■ Source
[Start]

# Moving to Germany



## carrieraven

Greetings,
My boyfriend and I (currently in Singapore) are planning on going to Germany in April. I will be "moving" there and him being a lifelong resident, will be returning after working here. My question is multi-fold... We are planning on traveling together througout Europe and beyond from June until November early December. I will have 2 months to secure a residence permit upon arrival and hope all goes well. However, we are not married and I must prove my financial ability. I don't plan on working, but he plans on supporting me through this and in the future. Would a letter from him stating that he intends to be my financial support be sufficient? Has anyone been in a similar situation before or has any advice. Our travel plans put us going to Morocco just as my tourist visa would end... but I'm afraid the authorities would catch it and might return me to the U.S. if I don't get my residence permit...
Any help or advice is greatly appreciated.
Thanks!
Carrie


----------



## Bevdeforges

First question - have you already applied for a tourist visa for Germany? Since you'll be staying more than 90 days, you're going to need a visa of some sort and it's up to the consulate wherever you're currently resident (Singapore?) exactly what hoops you'll have to jump through or whether or not they'll accept a letter stating his intent to support you while you're in Europe.

[End]

■ Source material

[Start]

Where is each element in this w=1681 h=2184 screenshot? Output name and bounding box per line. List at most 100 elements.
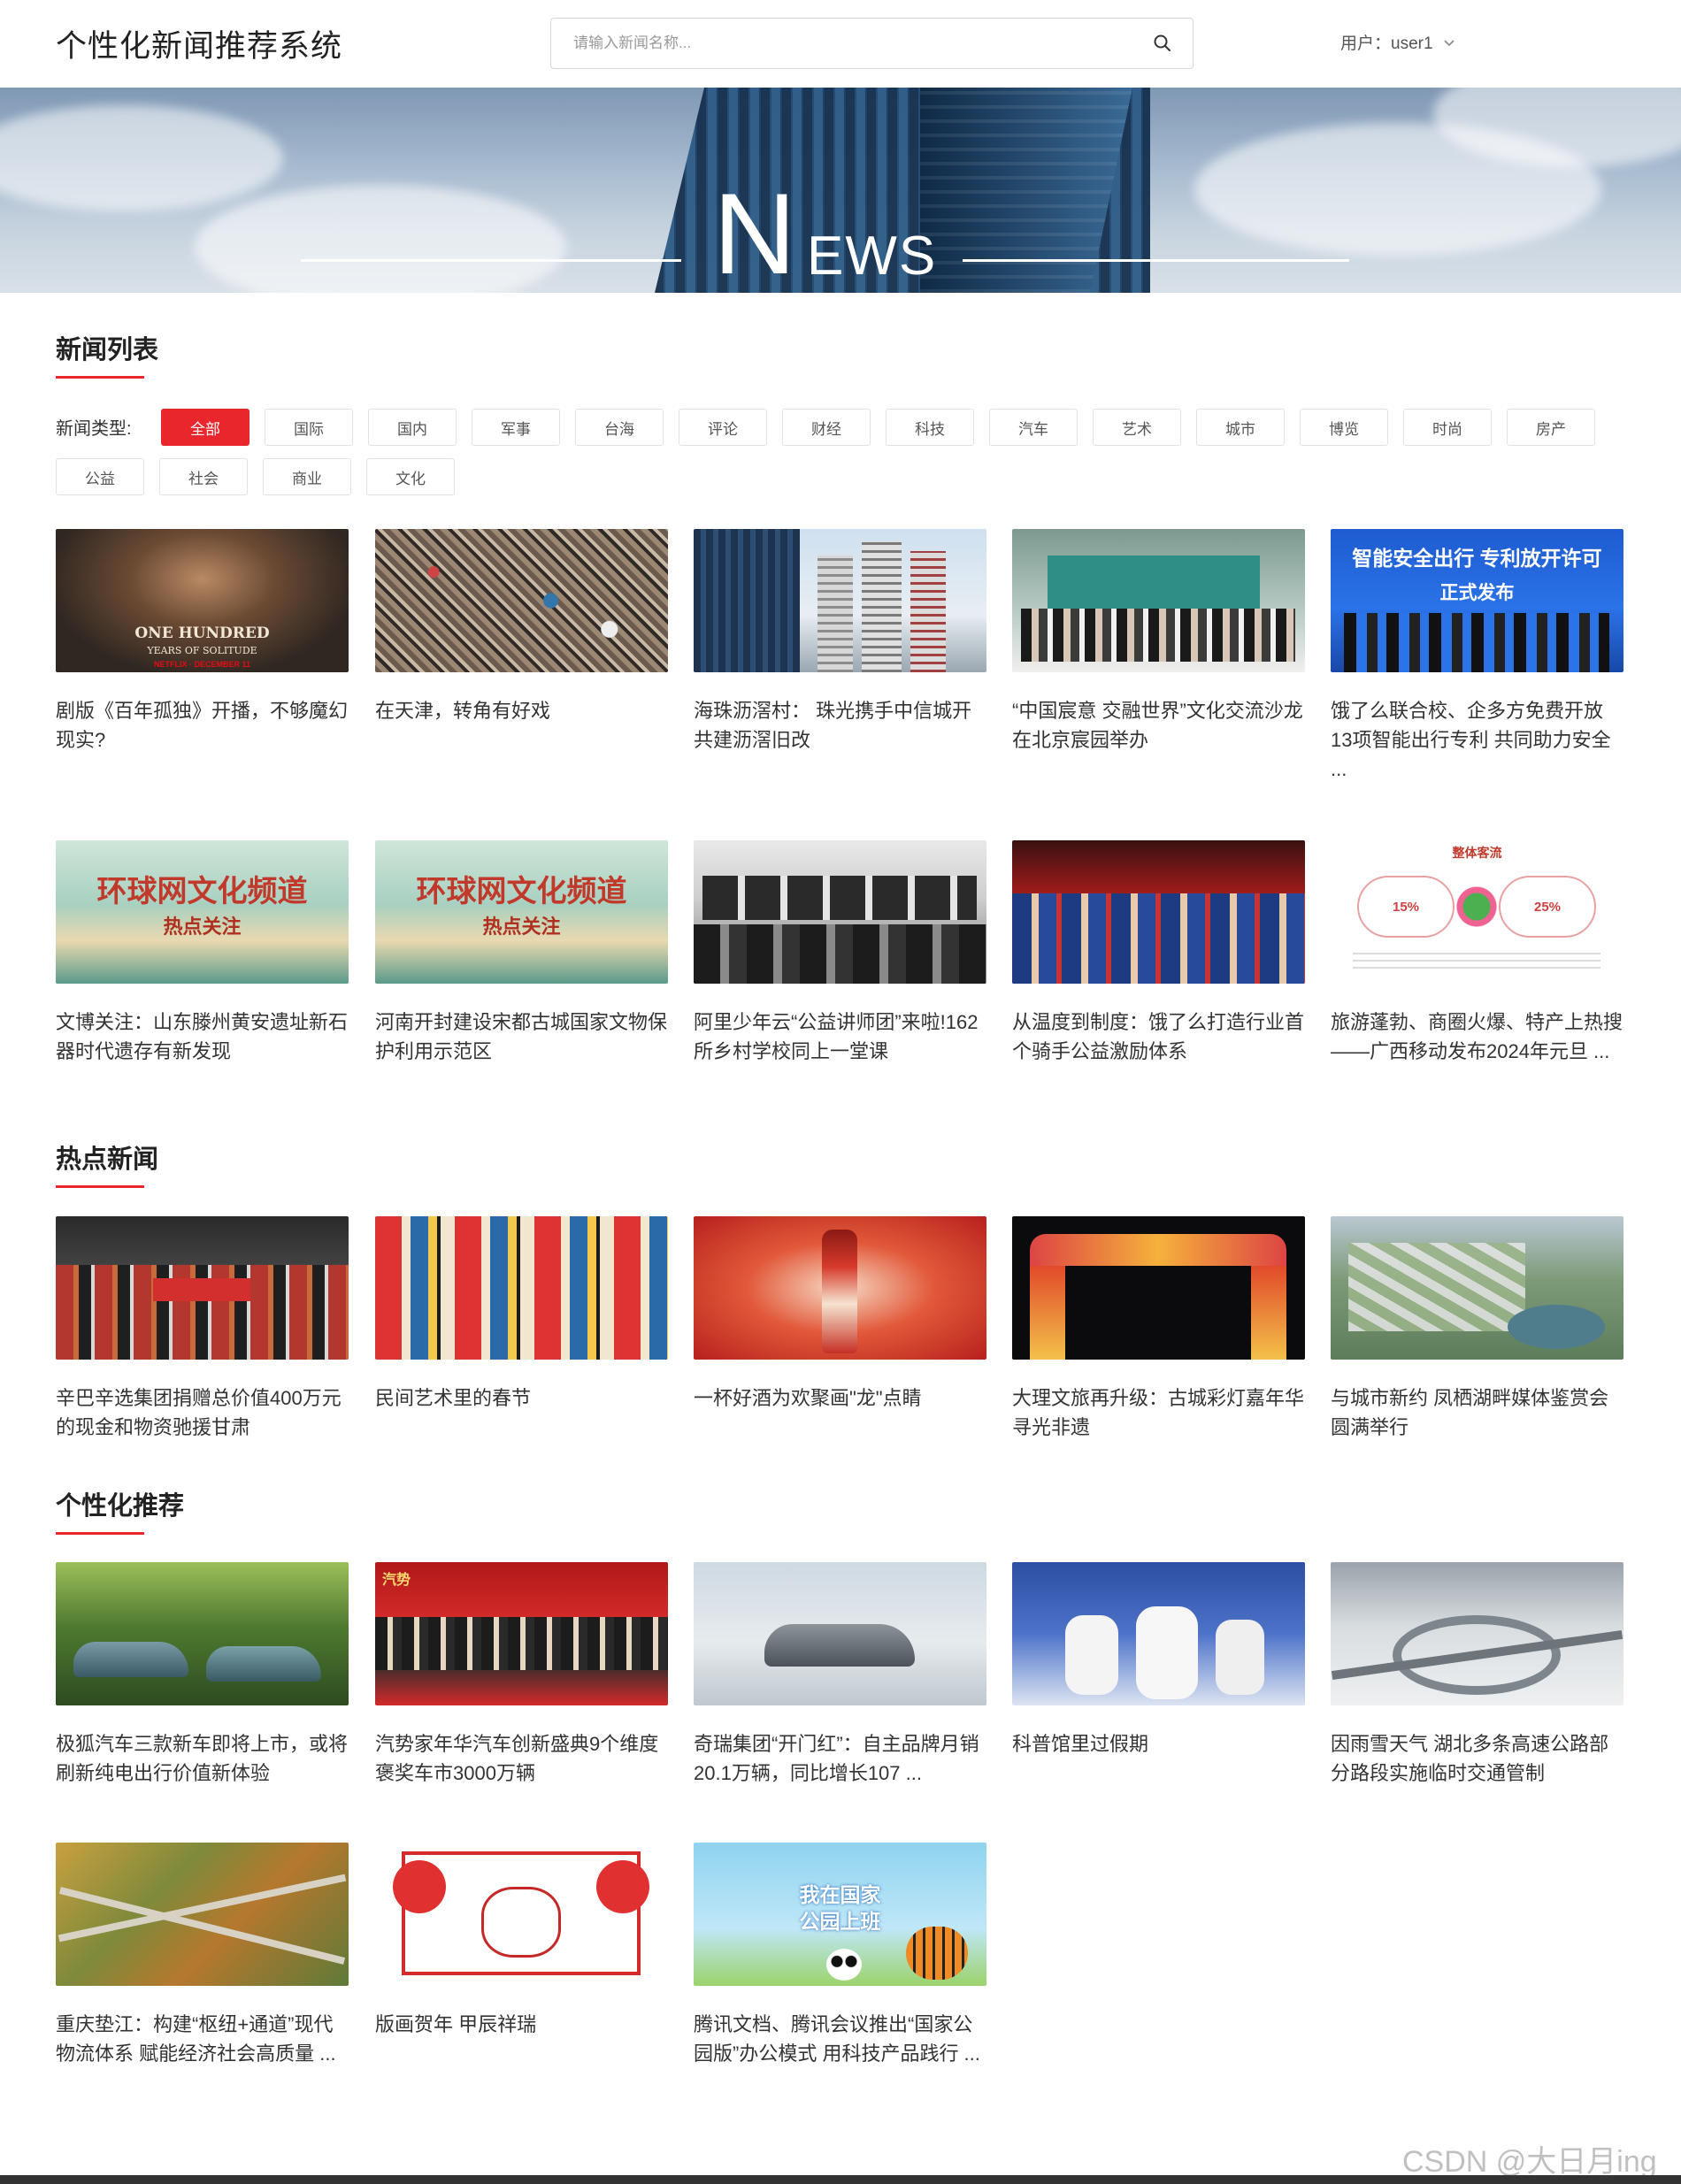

[End]

■ Given request
Carry the forum thread about moving to Germany forward from its last reply, continuing past the point where that reply stops. The listing is not required for anything here.

■ Response to the task
Morocco is a whole different issue. I don't think US nationals need a visa to visit Morocco, but you would have to check with the Moroccan consulate to be sure. If your visa for Germany is still in effect you should be able to re-enter Germany after a short stay in Morocco without any difficulty, whether or not you have a residence permit for Germany.
Cheers,
Bev


----------



## twostep

Deutschland Landesführer: Aufenthaltsgenehmigungen, Arten und Antragsverfahren: Jeder Ausländer, der in sich

It is not a government site but explains the requirements for extended stays in plain language. I am sure OP's boyfriend can translate it for her. Marriage would be the easiest option:>)


----------



## carrieraven

Thanks for your input and wealth of knowledge, Bev!! I am currently still a resident of the U.S.... so no visa required to enter Germany, but will start the resident, Meldeschein process as soon as I get to Germany. Since we are not married and I don't plan on working, I need to prove financial capability, which I hope to do through a letter from him and some backing bank statements. From the embassy website, I gathered this may be sufficient, but I just wanted to be sure...
Morocco doesn't require a visa and I figured out that time wise I will still be on my toursit visa upon reentry to EU, if I haven't received the residency permit by that time... so I should hopefully be okay..
Thanks so much!
Looking forward to our travels around Europe and beyond!



Bevdeforges said:


> First question - have you already applied for a tourist visa for Germany? Since you'll be staying more than 90 days, you're going to need a visa of some sort and it's up to the consulate wherever you're currently resident (Singapore?) exactly what hoops you'll have to jump through or whether or not they'll accept a letter stating his intent to support you while you're in Europe.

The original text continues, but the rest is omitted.